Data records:

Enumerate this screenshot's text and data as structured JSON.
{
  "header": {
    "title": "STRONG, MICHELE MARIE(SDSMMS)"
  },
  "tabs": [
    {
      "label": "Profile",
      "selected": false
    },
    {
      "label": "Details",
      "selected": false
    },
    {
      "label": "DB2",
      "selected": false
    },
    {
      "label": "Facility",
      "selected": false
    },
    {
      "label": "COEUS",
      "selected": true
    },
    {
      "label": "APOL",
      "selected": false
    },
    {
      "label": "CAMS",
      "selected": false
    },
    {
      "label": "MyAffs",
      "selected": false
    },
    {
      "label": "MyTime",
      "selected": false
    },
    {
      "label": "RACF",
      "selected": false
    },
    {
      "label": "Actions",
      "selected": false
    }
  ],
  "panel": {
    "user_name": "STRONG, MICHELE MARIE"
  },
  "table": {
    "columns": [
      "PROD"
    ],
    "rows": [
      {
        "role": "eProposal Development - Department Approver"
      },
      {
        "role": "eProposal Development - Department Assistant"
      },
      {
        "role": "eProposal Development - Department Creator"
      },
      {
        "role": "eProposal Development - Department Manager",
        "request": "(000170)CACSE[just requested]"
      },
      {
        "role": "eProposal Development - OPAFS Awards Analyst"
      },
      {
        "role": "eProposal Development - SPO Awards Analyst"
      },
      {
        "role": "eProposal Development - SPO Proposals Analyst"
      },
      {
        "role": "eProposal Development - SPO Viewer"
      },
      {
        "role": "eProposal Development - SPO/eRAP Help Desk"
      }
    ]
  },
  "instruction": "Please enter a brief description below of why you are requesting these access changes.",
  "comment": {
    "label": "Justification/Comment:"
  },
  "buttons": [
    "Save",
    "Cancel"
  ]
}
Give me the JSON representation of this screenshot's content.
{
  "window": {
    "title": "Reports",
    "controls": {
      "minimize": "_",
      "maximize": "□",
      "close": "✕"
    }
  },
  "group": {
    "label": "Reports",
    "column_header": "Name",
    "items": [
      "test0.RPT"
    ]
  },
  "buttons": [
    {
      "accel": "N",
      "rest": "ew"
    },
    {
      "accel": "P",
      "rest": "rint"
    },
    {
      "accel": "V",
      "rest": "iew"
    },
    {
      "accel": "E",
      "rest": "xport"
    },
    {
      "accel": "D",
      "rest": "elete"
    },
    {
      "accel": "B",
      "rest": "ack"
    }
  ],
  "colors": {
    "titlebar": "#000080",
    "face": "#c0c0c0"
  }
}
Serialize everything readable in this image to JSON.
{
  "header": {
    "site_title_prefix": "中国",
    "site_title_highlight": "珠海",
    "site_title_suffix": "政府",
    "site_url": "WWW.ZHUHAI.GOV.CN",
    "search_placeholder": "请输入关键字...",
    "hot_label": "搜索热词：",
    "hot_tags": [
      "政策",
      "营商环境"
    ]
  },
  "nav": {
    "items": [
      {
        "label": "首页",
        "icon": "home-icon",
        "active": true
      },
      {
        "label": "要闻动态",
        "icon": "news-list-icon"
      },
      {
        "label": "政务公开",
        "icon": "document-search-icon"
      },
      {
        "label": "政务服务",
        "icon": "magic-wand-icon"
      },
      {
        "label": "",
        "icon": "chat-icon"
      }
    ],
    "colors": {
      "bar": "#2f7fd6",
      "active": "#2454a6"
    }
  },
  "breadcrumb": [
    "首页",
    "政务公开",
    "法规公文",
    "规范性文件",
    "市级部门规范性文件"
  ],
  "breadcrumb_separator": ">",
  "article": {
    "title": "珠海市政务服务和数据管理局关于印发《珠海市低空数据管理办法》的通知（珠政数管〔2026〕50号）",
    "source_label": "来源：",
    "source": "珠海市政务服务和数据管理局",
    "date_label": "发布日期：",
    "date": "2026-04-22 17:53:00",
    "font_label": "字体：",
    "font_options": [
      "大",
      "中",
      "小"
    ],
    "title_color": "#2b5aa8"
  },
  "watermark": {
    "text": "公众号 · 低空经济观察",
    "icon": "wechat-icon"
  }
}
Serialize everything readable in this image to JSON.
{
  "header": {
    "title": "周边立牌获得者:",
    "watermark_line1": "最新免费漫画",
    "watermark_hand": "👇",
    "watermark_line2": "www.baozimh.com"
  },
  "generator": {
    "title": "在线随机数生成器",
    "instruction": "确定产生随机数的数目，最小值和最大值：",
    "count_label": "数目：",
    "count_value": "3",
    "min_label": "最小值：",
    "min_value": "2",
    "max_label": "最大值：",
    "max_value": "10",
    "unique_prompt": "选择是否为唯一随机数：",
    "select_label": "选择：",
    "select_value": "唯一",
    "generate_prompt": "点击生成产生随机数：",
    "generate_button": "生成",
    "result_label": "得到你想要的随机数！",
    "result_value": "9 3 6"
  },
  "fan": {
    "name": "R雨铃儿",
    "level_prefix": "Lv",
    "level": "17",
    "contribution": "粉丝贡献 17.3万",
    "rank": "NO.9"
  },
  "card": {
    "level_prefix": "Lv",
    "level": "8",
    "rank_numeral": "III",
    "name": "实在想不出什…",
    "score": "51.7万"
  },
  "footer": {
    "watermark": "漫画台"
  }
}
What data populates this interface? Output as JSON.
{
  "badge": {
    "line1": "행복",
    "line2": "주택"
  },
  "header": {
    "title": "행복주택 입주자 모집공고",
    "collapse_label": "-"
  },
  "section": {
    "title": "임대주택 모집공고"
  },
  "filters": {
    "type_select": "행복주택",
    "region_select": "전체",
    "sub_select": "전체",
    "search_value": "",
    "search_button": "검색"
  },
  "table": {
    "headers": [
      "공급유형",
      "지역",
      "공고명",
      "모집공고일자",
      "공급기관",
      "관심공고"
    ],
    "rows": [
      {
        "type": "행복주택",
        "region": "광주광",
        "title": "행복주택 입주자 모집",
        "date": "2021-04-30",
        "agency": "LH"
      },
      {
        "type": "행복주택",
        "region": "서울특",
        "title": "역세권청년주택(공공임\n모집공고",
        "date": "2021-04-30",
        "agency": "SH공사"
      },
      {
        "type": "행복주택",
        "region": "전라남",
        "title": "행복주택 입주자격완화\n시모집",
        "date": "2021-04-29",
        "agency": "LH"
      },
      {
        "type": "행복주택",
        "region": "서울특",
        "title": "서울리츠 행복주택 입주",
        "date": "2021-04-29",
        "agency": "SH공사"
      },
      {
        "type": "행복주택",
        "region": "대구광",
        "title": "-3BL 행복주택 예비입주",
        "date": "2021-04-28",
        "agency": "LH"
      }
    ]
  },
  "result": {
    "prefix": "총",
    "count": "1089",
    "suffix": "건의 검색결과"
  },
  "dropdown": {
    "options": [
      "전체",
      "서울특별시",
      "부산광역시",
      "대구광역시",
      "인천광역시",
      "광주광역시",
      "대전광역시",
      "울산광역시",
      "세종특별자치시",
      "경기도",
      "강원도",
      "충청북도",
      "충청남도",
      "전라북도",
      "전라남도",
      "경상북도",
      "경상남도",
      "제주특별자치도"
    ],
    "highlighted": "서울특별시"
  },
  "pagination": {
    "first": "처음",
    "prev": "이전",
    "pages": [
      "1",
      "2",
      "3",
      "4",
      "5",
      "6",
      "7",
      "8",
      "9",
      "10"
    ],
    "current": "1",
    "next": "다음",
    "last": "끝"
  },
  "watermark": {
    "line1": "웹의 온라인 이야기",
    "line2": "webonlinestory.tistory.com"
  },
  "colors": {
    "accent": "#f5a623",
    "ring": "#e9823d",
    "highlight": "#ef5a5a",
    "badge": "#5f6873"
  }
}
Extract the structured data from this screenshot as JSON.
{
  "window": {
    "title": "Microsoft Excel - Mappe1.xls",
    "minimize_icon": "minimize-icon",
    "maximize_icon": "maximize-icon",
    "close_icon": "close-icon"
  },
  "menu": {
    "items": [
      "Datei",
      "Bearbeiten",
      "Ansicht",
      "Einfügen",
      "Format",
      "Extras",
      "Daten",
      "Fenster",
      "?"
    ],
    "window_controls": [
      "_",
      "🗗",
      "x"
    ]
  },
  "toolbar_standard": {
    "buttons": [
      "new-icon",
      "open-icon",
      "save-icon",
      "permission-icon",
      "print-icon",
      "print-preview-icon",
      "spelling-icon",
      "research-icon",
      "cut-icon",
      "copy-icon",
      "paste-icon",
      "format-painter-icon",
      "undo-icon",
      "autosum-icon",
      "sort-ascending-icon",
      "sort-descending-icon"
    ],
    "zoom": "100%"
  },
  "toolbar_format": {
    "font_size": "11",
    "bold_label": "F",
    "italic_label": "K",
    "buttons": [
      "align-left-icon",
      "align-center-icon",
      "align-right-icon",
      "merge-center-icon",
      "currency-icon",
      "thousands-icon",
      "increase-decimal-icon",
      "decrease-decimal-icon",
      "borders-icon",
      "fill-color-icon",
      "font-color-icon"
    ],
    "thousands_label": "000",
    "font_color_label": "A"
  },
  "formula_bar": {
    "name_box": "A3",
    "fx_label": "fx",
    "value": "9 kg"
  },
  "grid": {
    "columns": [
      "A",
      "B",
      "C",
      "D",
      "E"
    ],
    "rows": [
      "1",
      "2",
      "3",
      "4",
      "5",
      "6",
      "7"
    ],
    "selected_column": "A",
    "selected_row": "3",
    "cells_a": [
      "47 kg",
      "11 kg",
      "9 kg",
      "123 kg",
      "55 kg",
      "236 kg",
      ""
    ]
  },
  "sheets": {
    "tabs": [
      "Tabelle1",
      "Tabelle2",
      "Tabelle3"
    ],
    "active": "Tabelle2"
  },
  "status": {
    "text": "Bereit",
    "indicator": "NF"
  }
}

Aim ::
Your task is to gather all lines from the entries above that hold the word "center".

The solution ::
      "align-center-icon",
      "merge-center-icon",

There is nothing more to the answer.